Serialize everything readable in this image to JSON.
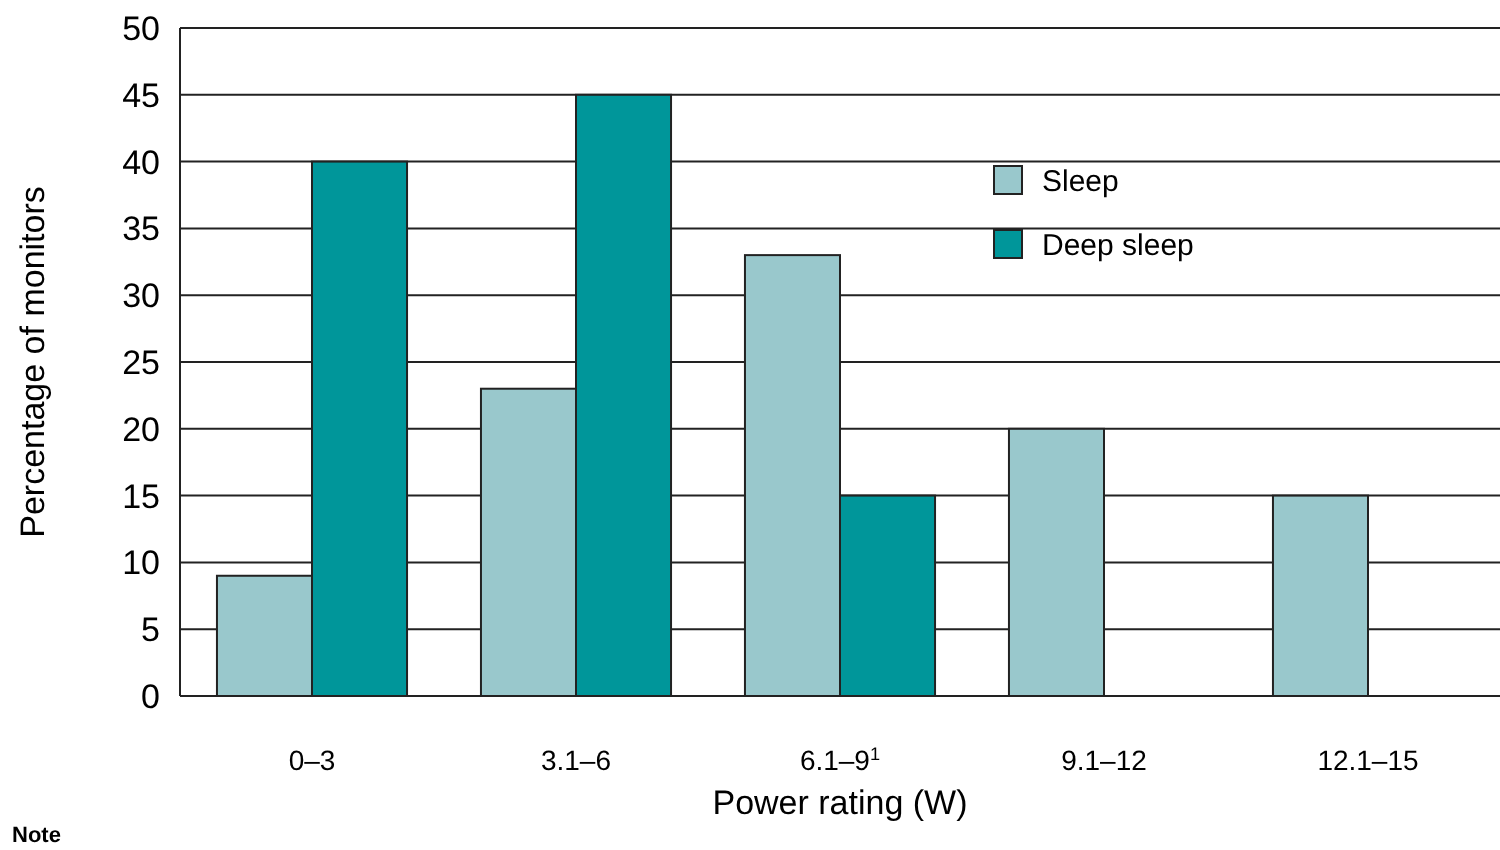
{
  "chart_data": {
    "type": "bar",
    "xlabel": "Power rating (W)",
    "ylabel": "Percentage of monitors",
    "categories": [
      "0–3",
      "3.1–6",
      "6.1–9$^{1}$",
      "9.1–12",
      "12.1–15"
    ],
    "series": [
      {
        "name": "Sleep",
        "color": "#99c8cc",
        "values": [
          9,
          23,
          33,
          20,
          15
        ]
      },
      {
        "name": "Deep sleep",
        "color": "#00969a",
        "values": [
          40,
          45,
          15,
          null,
          null
        ]
      }
    ],
    "ylim": [
      0,
      50
    ],
    "yticks": [
      0,
      5,
      10,
      15,
      20,
      25,
      30,
      35,
      40,
      45,
      50
    ],
    "grid": "y",
    "legend": "top right",
    "annotations": [
      "Note"
    ]
  }
}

PROBLEM STATEMENT
Excluding the pictures, restate the records above word for word.

RESULT OF THIS EXERCISE
Serialize everything readable in this image to JSON.
{
  "chart_data": {
    "type": "bar",
    "xlabel": "Power rating (W)",
    "ylabel": "Percentage of monitors",
    "categories": [
      "0–3",
      "3.1–6",
      "6.1–9$^{1}$",
      "9.1–12",
      "12.1–15"
    ],
    "series": [
      {
        "name": "Sleep",
        "color": "#99c8cc",
        "values": [
          9,
          23,
          33,
          20,
          15
        ]
      },
      {
        "name": "Deep sleep",
        "color": "#00969a",
        "values": [
          40,
          45,
          15,
          null,
          null
        ]
      }
    ],
    "ylim": [
      0,
      50
    ],
    "yticks": [
      0,
      5,
      10,
      15,
      20,
      25,
      30,
      35,
      40,
      45,
      50
    ],
    "grid": "y",
    "legend": "top right",
    "annotations": [
      "Note"
    ]
  }
}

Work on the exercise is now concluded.